[Start Stored records]
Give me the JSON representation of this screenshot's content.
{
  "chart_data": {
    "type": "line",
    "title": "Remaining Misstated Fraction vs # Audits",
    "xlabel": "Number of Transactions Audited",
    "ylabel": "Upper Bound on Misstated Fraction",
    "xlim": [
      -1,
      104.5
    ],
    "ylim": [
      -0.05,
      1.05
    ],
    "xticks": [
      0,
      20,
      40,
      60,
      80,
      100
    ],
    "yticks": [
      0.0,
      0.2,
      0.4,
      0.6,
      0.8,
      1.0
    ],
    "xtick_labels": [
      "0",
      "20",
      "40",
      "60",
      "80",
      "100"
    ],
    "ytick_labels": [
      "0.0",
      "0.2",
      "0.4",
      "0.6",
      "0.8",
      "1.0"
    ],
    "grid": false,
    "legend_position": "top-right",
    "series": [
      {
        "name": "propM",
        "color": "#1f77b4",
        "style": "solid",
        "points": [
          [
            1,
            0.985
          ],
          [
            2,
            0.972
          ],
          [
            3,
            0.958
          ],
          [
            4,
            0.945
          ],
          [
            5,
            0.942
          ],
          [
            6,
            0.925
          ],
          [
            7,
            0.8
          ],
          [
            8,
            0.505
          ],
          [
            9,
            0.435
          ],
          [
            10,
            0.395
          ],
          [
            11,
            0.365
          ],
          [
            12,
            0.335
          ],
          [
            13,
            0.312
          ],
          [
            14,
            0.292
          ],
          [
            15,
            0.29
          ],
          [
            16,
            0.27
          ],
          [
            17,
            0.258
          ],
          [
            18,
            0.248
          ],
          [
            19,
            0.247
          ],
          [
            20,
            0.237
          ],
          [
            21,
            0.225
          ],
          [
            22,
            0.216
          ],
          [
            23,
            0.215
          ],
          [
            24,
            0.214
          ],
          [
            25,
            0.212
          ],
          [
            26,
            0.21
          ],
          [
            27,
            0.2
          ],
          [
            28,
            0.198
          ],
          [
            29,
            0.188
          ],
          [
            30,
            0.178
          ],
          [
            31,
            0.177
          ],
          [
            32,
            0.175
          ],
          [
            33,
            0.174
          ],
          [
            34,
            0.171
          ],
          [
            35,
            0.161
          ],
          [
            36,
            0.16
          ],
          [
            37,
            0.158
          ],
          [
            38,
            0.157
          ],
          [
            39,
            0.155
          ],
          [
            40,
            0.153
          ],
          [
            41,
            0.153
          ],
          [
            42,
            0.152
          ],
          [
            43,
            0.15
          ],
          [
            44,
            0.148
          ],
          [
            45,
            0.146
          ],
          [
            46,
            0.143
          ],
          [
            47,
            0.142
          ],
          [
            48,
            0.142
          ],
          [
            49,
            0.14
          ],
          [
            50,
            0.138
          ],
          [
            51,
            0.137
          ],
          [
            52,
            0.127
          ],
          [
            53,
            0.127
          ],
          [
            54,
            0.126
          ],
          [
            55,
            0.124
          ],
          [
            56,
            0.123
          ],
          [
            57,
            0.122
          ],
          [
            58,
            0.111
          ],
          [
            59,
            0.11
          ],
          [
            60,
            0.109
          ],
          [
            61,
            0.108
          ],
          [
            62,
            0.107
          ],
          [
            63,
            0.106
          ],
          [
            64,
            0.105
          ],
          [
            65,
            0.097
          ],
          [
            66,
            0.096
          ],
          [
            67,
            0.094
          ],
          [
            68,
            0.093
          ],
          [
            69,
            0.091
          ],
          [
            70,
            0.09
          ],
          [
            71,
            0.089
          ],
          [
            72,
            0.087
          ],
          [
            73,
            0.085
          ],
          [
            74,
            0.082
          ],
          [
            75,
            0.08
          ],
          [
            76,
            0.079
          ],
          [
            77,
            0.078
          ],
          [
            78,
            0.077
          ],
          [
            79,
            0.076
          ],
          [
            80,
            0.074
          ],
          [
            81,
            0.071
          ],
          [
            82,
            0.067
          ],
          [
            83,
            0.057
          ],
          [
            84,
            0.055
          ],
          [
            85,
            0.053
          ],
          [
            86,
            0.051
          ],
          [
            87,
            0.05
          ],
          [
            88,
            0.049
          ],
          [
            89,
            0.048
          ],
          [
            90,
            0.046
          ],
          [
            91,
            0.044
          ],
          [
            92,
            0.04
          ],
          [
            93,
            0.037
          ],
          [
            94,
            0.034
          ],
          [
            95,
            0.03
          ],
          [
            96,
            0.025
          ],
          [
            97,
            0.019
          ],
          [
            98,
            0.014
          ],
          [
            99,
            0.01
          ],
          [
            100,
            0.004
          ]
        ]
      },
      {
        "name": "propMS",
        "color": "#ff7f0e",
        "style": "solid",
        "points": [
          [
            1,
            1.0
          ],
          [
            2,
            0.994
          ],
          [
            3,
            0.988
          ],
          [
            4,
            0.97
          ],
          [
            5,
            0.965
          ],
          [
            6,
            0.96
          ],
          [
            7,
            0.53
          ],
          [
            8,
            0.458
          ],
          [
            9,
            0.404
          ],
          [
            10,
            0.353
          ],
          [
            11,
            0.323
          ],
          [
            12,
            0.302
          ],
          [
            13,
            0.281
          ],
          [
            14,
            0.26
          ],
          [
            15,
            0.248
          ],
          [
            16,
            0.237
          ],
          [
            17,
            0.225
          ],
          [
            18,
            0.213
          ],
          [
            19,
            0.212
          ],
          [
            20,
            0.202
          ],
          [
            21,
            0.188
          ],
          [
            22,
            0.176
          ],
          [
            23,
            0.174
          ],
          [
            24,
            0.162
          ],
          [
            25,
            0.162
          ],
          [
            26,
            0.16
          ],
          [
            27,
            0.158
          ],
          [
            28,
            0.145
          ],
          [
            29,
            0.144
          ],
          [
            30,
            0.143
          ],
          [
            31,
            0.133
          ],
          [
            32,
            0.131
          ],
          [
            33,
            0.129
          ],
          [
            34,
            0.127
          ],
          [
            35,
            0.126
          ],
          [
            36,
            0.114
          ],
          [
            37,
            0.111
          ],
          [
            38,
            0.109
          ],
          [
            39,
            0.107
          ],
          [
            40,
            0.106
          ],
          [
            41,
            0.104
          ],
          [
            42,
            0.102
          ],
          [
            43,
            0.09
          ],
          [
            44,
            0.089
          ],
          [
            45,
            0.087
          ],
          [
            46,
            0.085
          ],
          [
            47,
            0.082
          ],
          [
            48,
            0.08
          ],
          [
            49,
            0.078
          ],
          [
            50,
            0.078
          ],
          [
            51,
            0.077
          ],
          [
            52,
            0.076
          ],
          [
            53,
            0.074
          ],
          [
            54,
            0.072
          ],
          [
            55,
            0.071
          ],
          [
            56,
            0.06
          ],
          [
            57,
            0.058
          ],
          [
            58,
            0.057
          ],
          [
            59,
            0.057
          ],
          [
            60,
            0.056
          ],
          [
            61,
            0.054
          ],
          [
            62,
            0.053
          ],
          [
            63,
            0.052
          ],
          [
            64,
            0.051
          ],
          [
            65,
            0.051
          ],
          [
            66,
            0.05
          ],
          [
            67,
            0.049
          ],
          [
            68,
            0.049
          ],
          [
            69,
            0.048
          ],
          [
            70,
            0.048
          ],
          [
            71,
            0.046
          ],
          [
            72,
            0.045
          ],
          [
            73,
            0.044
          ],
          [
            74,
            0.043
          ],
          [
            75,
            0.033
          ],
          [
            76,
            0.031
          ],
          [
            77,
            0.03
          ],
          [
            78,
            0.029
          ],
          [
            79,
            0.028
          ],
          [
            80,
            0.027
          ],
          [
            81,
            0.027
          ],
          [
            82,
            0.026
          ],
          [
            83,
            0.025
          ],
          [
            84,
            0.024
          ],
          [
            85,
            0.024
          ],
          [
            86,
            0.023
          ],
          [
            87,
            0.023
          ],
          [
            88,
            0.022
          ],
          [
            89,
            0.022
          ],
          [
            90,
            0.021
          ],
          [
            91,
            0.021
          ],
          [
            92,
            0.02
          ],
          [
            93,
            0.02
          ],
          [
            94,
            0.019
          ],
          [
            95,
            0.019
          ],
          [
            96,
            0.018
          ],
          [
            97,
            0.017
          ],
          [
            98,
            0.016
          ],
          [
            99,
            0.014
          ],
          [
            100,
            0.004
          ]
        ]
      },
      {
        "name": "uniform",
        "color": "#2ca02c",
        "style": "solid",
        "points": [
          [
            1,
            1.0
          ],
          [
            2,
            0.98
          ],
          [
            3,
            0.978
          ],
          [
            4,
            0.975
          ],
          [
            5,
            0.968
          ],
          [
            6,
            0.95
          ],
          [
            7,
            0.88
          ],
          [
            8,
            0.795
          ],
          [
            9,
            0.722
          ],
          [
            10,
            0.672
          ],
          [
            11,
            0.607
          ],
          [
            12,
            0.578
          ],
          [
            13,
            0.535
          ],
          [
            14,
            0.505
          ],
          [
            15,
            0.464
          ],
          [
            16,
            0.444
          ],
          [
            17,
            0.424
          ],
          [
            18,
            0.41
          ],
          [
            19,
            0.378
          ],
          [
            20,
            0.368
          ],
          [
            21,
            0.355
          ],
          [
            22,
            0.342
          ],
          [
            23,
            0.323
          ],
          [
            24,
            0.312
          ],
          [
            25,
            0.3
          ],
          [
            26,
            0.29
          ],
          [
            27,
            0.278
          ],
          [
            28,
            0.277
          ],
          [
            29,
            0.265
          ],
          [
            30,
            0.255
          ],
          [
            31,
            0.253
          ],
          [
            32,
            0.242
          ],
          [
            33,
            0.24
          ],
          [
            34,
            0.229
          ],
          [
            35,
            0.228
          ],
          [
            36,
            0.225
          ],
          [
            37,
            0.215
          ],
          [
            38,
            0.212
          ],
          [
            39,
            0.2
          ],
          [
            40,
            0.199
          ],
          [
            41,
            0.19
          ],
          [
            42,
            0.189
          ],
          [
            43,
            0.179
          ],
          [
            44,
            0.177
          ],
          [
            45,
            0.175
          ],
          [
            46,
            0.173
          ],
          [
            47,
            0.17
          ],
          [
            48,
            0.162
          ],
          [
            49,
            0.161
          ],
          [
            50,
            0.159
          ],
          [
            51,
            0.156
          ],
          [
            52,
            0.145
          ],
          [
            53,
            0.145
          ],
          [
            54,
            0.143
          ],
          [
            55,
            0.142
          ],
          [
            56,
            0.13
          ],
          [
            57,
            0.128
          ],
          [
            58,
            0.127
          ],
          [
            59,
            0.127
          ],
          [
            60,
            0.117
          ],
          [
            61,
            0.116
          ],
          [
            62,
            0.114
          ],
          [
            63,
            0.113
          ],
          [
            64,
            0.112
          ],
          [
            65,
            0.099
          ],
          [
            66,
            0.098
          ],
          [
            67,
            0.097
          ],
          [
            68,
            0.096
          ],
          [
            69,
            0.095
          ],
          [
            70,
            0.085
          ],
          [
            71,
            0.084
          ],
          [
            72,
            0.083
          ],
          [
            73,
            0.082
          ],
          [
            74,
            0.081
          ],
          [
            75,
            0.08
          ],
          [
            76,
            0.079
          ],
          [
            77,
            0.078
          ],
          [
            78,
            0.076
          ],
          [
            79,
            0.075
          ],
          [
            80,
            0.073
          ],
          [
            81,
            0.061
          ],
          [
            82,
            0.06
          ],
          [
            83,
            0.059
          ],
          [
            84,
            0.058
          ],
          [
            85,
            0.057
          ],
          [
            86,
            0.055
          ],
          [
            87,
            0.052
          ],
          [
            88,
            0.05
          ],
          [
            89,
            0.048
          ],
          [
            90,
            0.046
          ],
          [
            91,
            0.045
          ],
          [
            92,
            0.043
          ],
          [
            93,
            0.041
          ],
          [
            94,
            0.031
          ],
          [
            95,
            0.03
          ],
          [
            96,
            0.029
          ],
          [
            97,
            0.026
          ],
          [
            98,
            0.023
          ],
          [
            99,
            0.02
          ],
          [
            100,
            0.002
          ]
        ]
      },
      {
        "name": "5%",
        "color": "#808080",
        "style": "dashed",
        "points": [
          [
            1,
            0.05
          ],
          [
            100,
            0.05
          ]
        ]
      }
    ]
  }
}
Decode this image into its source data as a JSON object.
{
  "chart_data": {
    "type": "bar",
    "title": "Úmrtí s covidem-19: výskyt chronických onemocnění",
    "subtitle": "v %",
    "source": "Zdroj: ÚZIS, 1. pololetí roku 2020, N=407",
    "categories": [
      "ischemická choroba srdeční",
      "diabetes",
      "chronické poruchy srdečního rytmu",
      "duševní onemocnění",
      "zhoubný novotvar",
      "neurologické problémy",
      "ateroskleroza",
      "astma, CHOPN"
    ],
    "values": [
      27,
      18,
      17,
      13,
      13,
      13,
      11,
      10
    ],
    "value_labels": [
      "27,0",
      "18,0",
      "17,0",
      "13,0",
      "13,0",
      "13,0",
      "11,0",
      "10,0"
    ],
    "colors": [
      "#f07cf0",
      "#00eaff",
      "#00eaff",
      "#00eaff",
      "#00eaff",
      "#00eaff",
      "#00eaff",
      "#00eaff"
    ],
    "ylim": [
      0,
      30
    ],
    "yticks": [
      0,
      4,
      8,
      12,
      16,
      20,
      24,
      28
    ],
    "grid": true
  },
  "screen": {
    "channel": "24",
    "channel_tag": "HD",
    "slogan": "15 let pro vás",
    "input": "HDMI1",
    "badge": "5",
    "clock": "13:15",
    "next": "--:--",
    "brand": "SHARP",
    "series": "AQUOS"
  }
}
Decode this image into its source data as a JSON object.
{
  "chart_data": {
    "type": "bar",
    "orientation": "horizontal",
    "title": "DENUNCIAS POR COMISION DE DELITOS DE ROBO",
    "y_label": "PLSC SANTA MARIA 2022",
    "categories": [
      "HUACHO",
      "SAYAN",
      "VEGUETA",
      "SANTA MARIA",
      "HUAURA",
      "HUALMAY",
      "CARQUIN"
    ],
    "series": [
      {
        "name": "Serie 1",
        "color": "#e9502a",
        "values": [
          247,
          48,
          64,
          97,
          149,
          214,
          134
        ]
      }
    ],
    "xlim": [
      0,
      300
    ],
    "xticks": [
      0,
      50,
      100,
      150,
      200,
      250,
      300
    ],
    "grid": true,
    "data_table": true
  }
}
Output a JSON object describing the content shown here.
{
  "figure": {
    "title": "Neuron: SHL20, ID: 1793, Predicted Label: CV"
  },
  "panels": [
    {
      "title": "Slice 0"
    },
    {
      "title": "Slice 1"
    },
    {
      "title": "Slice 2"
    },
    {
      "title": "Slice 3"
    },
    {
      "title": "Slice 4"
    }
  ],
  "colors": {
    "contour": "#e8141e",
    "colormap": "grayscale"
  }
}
[End Stored records]
→ **What is asked**
Find how many of the lines above have the word "MARIA" in them. State only that number.

→ **Solution**
2